──────── DATA TO PROCESS ────────

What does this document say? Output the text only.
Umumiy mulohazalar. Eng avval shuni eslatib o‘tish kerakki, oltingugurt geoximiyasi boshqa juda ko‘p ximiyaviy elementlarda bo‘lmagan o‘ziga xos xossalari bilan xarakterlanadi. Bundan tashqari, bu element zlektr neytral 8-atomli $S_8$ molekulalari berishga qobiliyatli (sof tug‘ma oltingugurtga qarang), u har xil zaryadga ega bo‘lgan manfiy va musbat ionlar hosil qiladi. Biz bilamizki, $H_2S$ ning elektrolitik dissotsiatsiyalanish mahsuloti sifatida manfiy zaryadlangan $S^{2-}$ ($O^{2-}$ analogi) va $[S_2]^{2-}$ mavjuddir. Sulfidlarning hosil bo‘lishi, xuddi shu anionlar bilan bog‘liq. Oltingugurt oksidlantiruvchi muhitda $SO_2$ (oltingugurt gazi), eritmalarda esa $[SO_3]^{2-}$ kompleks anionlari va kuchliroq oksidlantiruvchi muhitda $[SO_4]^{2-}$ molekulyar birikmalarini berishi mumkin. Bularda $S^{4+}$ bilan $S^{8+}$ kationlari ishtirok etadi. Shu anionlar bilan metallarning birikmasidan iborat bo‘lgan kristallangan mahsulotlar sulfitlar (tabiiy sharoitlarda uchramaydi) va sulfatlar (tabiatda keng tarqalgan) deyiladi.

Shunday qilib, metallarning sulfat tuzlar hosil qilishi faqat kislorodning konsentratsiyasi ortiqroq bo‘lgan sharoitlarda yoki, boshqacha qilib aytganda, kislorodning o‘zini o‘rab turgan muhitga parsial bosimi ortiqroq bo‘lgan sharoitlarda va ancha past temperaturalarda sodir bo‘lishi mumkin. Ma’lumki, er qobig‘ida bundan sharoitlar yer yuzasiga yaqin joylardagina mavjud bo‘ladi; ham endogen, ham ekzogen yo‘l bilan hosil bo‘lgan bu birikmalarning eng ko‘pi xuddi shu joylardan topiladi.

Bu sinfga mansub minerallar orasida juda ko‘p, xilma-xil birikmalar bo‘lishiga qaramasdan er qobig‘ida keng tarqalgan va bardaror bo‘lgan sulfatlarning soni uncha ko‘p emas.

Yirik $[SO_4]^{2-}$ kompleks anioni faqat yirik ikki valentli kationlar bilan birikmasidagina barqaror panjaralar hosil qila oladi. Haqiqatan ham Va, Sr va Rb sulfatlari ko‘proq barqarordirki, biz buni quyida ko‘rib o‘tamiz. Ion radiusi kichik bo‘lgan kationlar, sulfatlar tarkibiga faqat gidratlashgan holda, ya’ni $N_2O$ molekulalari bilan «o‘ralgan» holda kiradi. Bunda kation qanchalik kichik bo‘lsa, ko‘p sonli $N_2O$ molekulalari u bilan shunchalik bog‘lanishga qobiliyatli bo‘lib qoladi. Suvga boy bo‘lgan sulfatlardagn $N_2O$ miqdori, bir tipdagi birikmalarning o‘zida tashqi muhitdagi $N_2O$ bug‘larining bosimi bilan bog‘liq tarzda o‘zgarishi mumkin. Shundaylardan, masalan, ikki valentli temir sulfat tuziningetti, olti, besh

────────

*WHAT TO DO*
Filter the entries above down to the lines containing the word "qobig".

*CORRECT OUTPUT*
Shunday qilib, metallarning sulfat tuzlar hosil qilishi faqat kislorodning konsentratsiyasi ortiqroq bo‘lgan sharoitlarda yoki, boshqacha qilib aytganda, kislorodning o‘zini o‘rab turgan muhitga parsial bosimi ortiqroq bo‘lgan sharoitlarda va ancha past temperaturalarda sodir bo‘lishi mumkin. Ma’lumki, er qobig‘ida bundan sharoitlar yer yuzasiga yaqin joylardagina mavjud bo‘ladi; ham endogen, ham ekzogen yo‘l bilan hosil bo‘lgan bu birikmalarning eng ko‘pi xuddi shu joylardan topiladi.
Bu sinfga mansub minerallar orasida juda ko‘p, xilma-xil birikmalar bo‘lishiga qaramasdan er qobig‘ida keng tarqalgan va bardaror bo‘lgan sulfatlarning soni uncha ko‘p emas.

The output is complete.